Major/Program Specific Seminars

Wearable History

Section: 1080/76801
Meeting Time: Mondays, 1:30-3:20 PM
Session Length: First Seven Weeks

Reserved for Apparel Merchandise and Product Development Majors

Do you love vintage clothing? Are you drawn to contemporary fashion with retro styling? This course identifies vintage clothing by era, why it belongs to that era, and how it influences modern fashion styles. You’ve never learned history like this. Wear your history on your sleeve! 

Students will study and analyze clothing samples from the university’s historic costume collection. Using an object-based research approach, students will learn fashion and cultural history by studying several garments and making comparisons to contemporary fashion.

In addition to the subject matter, students are also required to seek out university resources, organizations, events, and faculty mentors through a series of assignments, in-class activities, and field trips both on and off-campus.

Several field trips are planned to the Wood County Historical Center and Museum where students can work collaboratively with the museum curator. Students will participate in experiential learning and artifact preservation by working with the museum collections.


Marian Zengel

Position: Instructor
Address: Eppler North 212

Marian Zengel has taught many courses in the Apparel Merchandising & Product Development program in the School of Family & Consumer Sciences since 2007. She currently teaches Textile & Apparel Industry, Textiles for Apparel, Fundamentals of Apparel, Twentieth Century Fashion, and Textile Product Analysis. She has also worked as curator of the school’s historic costume collection. Her research interests include historic textiles and curating vintage clothing.

Navigating Your First Year of College

Section: 1031/73569
Meeting Time: Mondays, 3:30-4:20 PM
Session Length: Regular Session
Instructor: Krista Sturdevant

Section: 1013/73003 CLASS IS NOW CLOSED
Meeting Time: Mondays, 11:30-12:20PM
Session Length: Regular Session
Instructor: Matt Webb

Our seminar will focus on helping incoming EDHD students make a successful transition to college. The course will be taught by EDHD academic advisors. The course will integrate skills such as time management, study strategies, etc. with resources located here on campus. Staff from the resource areas will be brought in to present to students, and help education them on what BGSU has to offer such as the counseling center, career services, financial aid, etc. Students will also be required to visit resource sites as part of their assignments for the course.

Students will work together to encourage, support, and learn from their peers who are all experiencing the transition to college life. Assignments will connect students to their other courses and will focus on successful completion of important developmental tasks, including but not limited to: communicating with faculty members; adjusting to the college social environment; becoming involved with the BGSU community through campus involvement; identifying and clarifying career goals; understanding and utilizing academic resources like the Learning Commons; and fully understanding how to develop a clear graduation plan.

## Request 1
Duplicate the part of the records that opens with their first line and closes with the line containing "163, 1280, 177]", including both of those lines.

## Data listing

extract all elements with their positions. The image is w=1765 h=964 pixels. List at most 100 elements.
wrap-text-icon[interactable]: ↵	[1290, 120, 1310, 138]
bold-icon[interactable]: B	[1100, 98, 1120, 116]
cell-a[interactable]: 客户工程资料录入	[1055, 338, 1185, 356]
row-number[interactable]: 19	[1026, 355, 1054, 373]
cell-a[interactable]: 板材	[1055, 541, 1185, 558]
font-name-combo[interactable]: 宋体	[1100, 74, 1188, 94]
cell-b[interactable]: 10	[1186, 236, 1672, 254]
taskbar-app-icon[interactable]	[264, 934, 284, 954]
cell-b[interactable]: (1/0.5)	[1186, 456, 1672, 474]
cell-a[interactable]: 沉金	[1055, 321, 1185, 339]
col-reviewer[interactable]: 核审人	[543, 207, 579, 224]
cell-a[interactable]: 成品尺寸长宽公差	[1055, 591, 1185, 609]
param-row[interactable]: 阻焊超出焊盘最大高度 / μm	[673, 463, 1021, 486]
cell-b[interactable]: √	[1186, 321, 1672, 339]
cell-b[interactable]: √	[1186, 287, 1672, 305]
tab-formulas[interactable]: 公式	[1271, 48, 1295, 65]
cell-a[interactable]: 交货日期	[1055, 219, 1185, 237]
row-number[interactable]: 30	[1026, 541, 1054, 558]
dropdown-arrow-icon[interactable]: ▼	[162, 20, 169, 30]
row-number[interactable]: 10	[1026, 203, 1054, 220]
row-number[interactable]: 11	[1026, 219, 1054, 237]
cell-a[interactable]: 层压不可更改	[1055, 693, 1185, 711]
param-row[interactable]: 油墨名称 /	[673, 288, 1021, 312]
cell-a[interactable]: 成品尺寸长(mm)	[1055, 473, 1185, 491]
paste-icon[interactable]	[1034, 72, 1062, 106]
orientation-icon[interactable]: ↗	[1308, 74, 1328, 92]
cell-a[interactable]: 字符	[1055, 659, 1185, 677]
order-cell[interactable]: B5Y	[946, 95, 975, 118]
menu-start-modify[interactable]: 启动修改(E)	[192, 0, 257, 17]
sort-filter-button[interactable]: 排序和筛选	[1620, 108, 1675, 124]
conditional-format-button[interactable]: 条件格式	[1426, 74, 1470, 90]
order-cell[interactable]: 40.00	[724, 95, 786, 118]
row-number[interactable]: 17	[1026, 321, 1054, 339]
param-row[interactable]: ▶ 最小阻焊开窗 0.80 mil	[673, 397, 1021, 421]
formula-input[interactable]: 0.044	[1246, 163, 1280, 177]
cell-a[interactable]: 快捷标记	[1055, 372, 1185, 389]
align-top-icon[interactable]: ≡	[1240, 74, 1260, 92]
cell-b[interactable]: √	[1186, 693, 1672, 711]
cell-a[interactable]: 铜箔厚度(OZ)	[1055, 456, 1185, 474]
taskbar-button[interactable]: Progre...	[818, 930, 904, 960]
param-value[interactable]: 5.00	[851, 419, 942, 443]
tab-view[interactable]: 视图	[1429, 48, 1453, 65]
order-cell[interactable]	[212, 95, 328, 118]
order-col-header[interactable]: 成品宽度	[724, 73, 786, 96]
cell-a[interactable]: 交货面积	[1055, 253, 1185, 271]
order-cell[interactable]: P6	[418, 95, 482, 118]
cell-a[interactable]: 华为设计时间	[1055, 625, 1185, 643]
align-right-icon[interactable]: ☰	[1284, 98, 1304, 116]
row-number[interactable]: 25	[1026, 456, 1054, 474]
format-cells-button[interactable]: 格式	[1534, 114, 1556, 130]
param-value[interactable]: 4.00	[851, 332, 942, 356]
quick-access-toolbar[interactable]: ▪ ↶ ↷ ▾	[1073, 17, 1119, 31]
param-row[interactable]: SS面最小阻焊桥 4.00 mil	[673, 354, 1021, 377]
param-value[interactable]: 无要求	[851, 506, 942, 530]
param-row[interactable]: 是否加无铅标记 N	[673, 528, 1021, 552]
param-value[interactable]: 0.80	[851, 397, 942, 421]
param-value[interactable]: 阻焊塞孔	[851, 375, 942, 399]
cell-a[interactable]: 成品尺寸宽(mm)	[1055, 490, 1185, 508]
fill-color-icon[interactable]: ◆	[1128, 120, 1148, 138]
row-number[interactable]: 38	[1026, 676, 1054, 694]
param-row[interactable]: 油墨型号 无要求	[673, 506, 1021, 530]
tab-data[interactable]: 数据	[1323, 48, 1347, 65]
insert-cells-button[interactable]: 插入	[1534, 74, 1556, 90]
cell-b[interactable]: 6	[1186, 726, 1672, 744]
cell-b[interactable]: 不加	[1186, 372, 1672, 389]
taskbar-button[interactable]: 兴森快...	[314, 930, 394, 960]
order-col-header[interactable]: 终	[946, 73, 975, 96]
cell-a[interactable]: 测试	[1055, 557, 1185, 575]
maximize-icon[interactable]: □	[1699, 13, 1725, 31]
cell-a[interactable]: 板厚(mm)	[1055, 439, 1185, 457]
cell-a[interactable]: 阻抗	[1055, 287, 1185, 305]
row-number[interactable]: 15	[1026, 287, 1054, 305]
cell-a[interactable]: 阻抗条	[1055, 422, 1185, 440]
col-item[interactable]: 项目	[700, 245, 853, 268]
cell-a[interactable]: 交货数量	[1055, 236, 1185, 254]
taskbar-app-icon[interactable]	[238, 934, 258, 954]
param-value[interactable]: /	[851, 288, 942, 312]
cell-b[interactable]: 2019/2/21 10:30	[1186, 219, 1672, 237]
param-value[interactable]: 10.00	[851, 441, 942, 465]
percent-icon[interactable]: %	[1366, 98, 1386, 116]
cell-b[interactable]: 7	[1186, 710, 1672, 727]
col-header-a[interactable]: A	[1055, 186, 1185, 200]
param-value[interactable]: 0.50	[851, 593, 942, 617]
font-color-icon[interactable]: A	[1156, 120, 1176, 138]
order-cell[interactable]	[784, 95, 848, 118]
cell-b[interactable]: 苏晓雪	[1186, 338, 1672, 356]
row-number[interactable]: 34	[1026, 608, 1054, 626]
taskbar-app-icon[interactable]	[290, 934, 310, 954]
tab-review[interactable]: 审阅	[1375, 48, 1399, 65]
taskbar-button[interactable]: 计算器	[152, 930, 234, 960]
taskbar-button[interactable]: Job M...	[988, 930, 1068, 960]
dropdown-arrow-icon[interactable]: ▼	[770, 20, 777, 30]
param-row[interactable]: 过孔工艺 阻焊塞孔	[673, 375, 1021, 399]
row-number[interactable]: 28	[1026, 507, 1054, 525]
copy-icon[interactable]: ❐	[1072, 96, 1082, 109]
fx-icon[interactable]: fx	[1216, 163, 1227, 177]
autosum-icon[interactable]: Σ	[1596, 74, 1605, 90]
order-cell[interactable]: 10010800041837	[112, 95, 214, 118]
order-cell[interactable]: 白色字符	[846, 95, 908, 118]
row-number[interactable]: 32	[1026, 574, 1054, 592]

## Request 2
Give the part of the seminar listings that opens with the words "Major/Program Specific Seminars" and closes with "on your sleeve!" again, with "vintage" swapped for "antique".

## Worked solution 1
extract all elements with their positions. The image is w=1765 h=964 pixels. List at most 100 elements.
wrap-text-icon[interactable]: ↵	[1290, 120, 1310, 138]
bold-icon[interactable]: B	[1100, 98, 1120, 116]
cell-a[interactable]: 客户工程资料录入	[1055, 338, 1185, 356]
row-number[interactable]: 19	[1026, 355, 1054, 373]
cell-a[interactable]: 板材	[1055, 541, 1185, 558]
font-name-combo[interactable]: 宋体	[1100, 74, 1188, 94]
cell-b[interactable]: 10	[1186, 236, 1672, 254]
taskbar-app-icon[interactable]	[264, 934, 284, 954]
cell-b[interactable]: (1/0.5)	[1186, 456, 1672, 474]
cell-a[interactable]: 沉金	[1055, 321, 1185, 339]
col-reviewer[interactable]: 核审人	[543, 207, 579, 224]
cell-a[interactable]: 成品尺寸长宽公差	[1055, 591, 1185, 609]
param-row[interactable]: 阻焊超出焊盘最大高度 / μm	[673, 463, 1021, 486]
cell-b[interactable]: √	[1186, 321, 1672, 339]
cell-b[interactable]: √	[1186, 287, 1672, 305]
tab-formulas[interactable]: 公式	[1271, 48, 1295, 65]
cell-a[interactable]: 交货日期	[1055, 219, 1185, 237]
row-number[interactable]: 30	[1026, 541, 1054, 558]
dropdown-arrow-icon[interactable]: ▼	[162, 20, 169, 30]
row-number[interactable]: 10	[1026, 203, 1054, 220]
row-number[interactable]: 11	[1026, 219, 1054, 237]
cell-a[interactable]: 层压不可更改	[1055, 693, 1185, 711]
param-row[interactable]: 油墨名称 /	[673, 288, 1021, 312]
cell-a[interactable]: 成品尺寸长(mm)	[1055, 473, 1185, 491]
paste-icon[interactable]	[1034, 72, 1062, 106]
orientation-icon[interactable]: ↗	[1308, 74, 1328, 92]
cell-a[interactable]: 字符	[1055, 659, 1185, 677]
order-cell[interactable]: B5Y	[946, 95, 975, 118]
menu-start-modify[interactable]: 启动修改(E)	[192, 0, 257, 17]
sort-filter-button[interactable]: 排序和筛选	[1620, 108, 1675, 124]
conditional-format-button[interactable]: 条件格式	[1426, 74, 1470, 90]
order-cell[interactable]: 40.00	[724, 95, 786, 118]
row-number[interactable]: 17	[1026, 321, 1054, 339]
param-row[interactable]: ▶ 最小阻焊开窗 0.80 mil	[673, 397, 1021, 421]
formula-input[interactable]: 0.044	[1246, 163, 1280, 177]

## Worked solution 2
Major/Program Specific Seminars

Wearable History

Section: 1080/76801
Meeting Time: Mondays, 1:30-3:20 PM
Session Length: First Seven Weeks

Reserved for Apparel Merchandise and Product Development Majors

Do you love antique clothing? Are you drawn to contemporary fashion with retro styling? This course identifies antique clothing by era, why it belongs to that era, and how it influences modern fashion styles. You’ve never learned history like this. Wear your history on your sleeve!